_INSTRUCTION_
What follows is a set of records, each of which is to be written out exactly.
--- Begin PROVIDED INFORMATION ---
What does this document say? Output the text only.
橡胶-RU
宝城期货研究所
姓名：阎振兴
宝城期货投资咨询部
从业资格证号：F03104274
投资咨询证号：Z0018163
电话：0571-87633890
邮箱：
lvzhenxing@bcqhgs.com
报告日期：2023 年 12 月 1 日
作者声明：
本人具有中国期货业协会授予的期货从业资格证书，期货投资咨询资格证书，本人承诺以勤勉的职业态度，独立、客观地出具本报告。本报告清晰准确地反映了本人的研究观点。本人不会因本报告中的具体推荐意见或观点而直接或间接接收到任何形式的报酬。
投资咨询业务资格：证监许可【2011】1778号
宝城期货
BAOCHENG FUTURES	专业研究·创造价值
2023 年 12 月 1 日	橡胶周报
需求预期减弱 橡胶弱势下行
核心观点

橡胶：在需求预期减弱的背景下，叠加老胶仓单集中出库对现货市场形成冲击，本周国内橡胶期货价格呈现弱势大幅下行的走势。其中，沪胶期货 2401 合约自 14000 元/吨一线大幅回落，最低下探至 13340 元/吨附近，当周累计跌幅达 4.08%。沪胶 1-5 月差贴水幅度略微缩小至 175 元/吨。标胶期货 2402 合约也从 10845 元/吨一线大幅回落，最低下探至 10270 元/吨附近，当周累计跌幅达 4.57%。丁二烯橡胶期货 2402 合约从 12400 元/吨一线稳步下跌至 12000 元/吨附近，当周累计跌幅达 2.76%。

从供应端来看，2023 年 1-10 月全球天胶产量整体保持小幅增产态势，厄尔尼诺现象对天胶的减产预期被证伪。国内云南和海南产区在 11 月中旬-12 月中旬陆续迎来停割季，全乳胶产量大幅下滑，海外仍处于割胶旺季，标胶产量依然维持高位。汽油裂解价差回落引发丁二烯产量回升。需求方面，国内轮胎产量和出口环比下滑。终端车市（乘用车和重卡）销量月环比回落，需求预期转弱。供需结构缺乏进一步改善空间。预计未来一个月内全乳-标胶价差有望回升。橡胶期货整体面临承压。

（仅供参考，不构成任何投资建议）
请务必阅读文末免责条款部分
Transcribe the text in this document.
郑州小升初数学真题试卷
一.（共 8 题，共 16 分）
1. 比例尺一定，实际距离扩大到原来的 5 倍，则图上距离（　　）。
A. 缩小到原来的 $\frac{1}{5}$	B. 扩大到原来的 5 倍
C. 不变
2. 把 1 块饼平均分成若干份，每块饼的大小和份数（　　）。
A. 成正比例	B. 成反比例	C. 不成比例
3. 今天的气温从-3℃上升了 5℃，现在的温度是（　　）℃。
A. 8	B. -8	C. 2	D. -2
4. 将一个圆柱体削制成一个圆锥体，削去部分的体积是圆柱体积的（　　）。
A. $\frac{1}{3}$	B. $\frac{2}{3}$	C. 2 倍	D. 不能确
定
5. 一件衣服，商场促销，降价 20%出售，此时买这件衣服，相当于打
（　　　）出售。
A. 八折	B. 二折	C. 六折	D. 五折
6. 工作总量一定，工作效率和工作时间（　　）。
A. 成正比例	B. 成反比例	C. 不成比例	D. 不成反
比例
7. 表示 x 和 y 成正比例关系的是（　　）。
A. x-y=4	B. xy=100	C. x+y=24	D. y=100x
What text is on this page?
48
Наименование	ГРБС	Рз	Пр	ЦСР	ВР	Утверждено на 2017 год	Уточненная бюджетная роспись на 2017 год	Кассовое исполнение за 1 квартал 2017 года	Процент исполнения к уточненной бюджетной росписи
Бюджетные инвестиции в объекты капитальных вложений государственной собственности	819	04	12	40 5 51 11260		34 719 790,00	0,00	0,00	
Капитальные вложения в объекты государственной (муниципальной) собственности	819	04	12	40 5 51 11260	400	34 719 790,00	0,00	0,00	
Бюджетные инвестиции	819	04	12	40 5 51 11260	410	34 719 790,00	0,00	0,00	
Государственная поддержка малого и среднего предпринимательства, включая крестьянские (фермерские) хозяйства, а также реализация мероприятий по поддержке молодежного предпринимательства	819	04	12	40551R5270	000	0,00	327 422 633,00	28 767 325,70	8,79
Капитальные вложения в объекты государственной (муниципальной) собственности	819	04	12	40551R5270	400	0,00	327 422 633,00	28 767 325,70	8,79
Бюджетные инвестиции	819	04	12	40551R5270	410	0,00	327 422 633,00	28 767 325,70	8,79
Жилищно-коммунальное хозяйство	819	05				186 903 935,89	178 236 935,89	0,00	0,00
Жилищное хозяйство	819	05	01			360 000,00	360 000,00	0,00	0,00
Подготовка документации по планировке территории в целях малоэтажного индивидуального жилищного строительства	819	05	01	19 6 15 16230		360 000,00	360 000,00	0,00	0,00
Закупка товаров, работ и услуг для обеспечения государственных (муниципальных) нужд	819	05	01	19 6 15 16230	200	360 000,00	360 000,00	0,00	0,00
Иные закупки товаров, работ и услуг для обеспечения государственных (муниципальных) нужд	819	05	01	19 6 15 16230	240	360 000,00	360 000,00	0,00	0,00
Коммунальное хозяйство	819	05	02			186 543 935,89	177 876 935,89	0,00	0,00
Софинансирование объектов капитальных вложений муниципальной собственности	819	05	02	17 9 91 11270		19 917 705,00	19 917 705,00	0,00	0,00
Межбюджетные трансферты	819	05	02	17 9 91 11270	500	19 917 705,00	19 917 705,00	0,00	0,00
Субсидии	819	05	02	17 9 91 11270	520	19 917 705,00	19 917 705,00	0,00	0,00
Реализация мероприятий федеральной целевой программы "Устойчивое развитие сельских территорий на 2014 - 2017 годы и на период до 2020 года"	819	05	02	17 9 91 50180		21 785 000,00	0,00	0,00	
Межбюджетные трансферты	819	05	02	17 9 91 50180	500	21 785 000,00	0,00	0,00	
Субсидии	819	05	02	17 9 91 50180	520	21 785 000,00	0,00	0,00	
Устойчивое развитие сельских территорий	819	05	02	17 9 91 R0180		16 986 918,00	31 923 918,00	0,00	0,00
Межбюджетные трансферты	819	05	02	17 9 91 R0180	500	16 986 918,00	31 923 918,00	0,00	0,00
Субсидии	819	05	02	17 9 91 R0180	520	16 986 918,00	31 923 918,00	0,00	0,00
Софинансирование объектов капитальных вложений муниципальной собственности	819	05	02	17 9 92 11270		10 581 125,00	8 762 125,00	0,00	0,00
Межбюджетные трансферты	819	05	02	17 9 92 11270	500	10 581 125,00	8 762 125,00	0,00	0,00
--- End PROVIDED INFORMATION ---
_REPLY_
What does this document say? Output the text only.
橡胶-RU
宝城期货研究所
姓名：阎振兴
宝城期货投资咨询部
从业资格证号：F03104274
投资咨询证号：Z0018163
电话：0571-87633890
邮箱：
lvzhenxing@bcqhgs.com
报告日期：2023 年 12 月 1 日
作者声明：
本人具有中国期货业协会授予的期货从业资格证书，期货投资咨询资格证书，本人承诺以勤勉的职业态度，独立、客观地出具本报告。本报告清晰准确地反映了本人的研究观点。本人不会因本报告中的具体推荐意见或观点而直接或间接接收到任何形式的报酬。
投资咨询业务资格：证监许可【2011】1778号
宝城期货
BAOCHENG FUTURES	专业研究·创造价值
2023 年 12 月 1 日	橡胶周报
需求预期减弱 橡胶弱势下行
核心观点

橡胶：在需求预期减弱的背景下，叠加老胶仓单集中出库对现货市场形成冲击，本周国内橡胶期货价格呈现弱势大幅下行的走势。其中，沪胶期货 2401 合约自 14000 元/吨一线大幅回落，最低下探至 13340 元/吨附近，当周累计跌幅达 4.08%。沪胶 1-5 月差贴水幅度略微缩小至 175 元/吨。标胶期货 2402 合约也从 10845 元/吨一线大幅回落，最低下探至 10270 元/吨附近，当周累计跌幅达 4.57%。丁二烯橡胶期货 2402 合约从 12400 元/吨一线稳步下跌至 12000 元/吨附近，当周累计跌幅达 2.76%。

从供应端来看，2023 年 1-10 月全球天胶产量整体保持小幅增产态势，厄尔尼诺现象对天胶的减产预期被证伪。国内云南和海南产区在 11 月中旬-12 月中旬陆续迎来停割季，全乳胶产量大幅下滑，海外仍处于割胶旺季，标胶产量依然维持高位。汽油裂解价差回落引发丁二烯产量回升。需求方面，国内轮胎产量和出口环比下滑。终端车市（乘用车和重卡）销量月环比回落，需求预期转弱。供需结构缺乏进一步改善空间。预计未来一个月内全乳-标胶价差有望回升。橡胶期货整体面临承压。

（仅供参考，不构成任何投资建议）
请务必阅读文末免责条款部分
Transcribe the text in this document.
郑州小升初数学真题试卷
一.（共 8 题，共 16 分）
1. 比例尺一定，实际距离扩大到原来的 5 倍，则图上距离（　　）。
A. 缩小到原来的 $\frac{1}{5}$	B. 扩大到原来的 5 倍
C. 不变
2. 把 1 块饼平均分成若干份，每块饼的大小和份数（　　）。
A. 成正比例	B. 成反比例	C. 不成比例
3. 今天的气温从-3℃上升了 5℃，现在的温度是（　　）℃。
A. 8	B. -8	C. 2	D. -2
4. 将一个圆柱体削制成一个圆锥体，削去部分的体积是圆柱体积的（　　）。
A. $\frac{1}{3}$	B. $\frac{2}{3}$	C. 2 倍	D. 不能确
定
5. 一件衣服，商场促销，降价 20%出售，此时买这件衣服，相当于打
（　　　）出售。
A. 八折	B. 二折	C. 六折	D. 五折
6. 工作总量一定，工作效率和工作时间（　　）。
A. 成正比例	B. 成反比例	C. 不成比例	D. 不成反
比例
7. 表示 x 和 y 成正比例关系的是（　　）。
A. x-y=4	B. xy=100	C. x+y=24	D. y=100x
What text is on this page?
48
Наименование	ГРБС	Рз	Пр	ЦСР	ВР	Утверждено на 2017 год	Уточненная бюджетная роспись на 2017 год	Кассовое исполнение за 1 квартал 2017 года	Процент исполнения к уточненной бюджетной росписи
Бюджетные инвестиции в объекты капитальных вложений государственной собственности	819	04	12	40 5 51 11260		34 719 790,00	0,00	0,00	
Капитальные вложения в объекты государственной (муниципальной) собственности	819	04	12	40 5 51 11260	400	34 719 790,00	0,00	0,00	
Бюджетные инвестиции	819	04	12	40 5 51 11260	410	34 719 790,00	0,00	0,00	
Государственная поддержка малого и среднего предпринимательства, включая крестьянские (фермерские) хозяйства, а также реализация мероприятий по поддержке молодежного предпринимательства	819	04	12	40551R5270	000	0,00	327 422 633,00	28 767 325,70	8,79
Капитальные вложения в объекты государственной (муниципальной) собственности	819	04	12	40551R5270	400	0,00	327 422 633,00	28 767 325,70	8,79
Бюджетные инвестиции	819	04	12	40551R5270	410	0,00	327 422 633,00	28 767 325,70	8,79
Жилищно-коммунальное хозяйство	819	05				186 903 935,89	178 236 935,89	0,00	0,00
Жилищное хозяйство	819	05	01			360 000,00	360 000,00	0,00	0,00
Подготовка документации по планировке территории в целях малоэтажного индивидуального жилищного строительства	819	05	01	19 6 15 16230		360 000,00	360 000,00	0,00	0,00
Закупка товаров, работ и услуг для обеспечения государственных (муниципальных) нужд	819	05	01	19 6 15 16230	200	360 000,00	360 000,00	0,00	0,00
Иные закупки товаров, работ и услуг для обеспечения государственных (муниципальных) нужд	819	05	01	19 6 15 16230	240	360 000,00	360 000,00	0,00	0,00
Коммунальное хозяйство	819	05	02			186 543 935,89	177 876 935,89	0,00	0,00
Софинансирование объектов капитальных вложений муниципальной собственности	819	05	02	17 9 91 11270		19 917 705,00	19 917 705,00	0,00	0,00
Межбюджетные трансферты	819	05	02	17 9 91 11270	500	19 917 705,00	19 917 705,00	0,00	0,00
Субсидии	819	05	02	17 9 91 11270	520	19 917 705,00	19 917 705,00	0,00	0,00
Реализация мероприятий федеральной целевой программы "Устойчивое развитие сельских территорий на 2014 - 2017 годы и на период до 2020 года"	819	05	02	17 9 91 50180		21 785 000,00	0,00	0,00	
Межбюджетные трансферты	819	05	02	17 9 91 50180	500	21 785 000,00	0,00	0,00	
Субсидии	819	05	02	17 9 91 50180	520	21 785 000,00	0,00	0,00	
Устойчивое развитие сельских территорий	819	05	02	17 9 91 R0180		16 986 918,00	31 923 918,00	0,00	0,00
Межбюджетные трансферты	819	05	02	17 9 91 R0180	500	16 986 918,00	31 923 918,00	0,00	0,00
Субсидии	819	05	02	17 9 91 R0180	520	16 986 918,00	31 923 918,00	0,00	0,00
Софинансирование объектов капитальных вложений муниципальной собственности	819	05	02	17 9 92 11270		10 581 125,00	8 762 125,00	0,00	0,00
Межбюджетные трансферты	819	05	02	17 9 92 11270	500	10 581 125,00	8 762 125,00	0,00	0,00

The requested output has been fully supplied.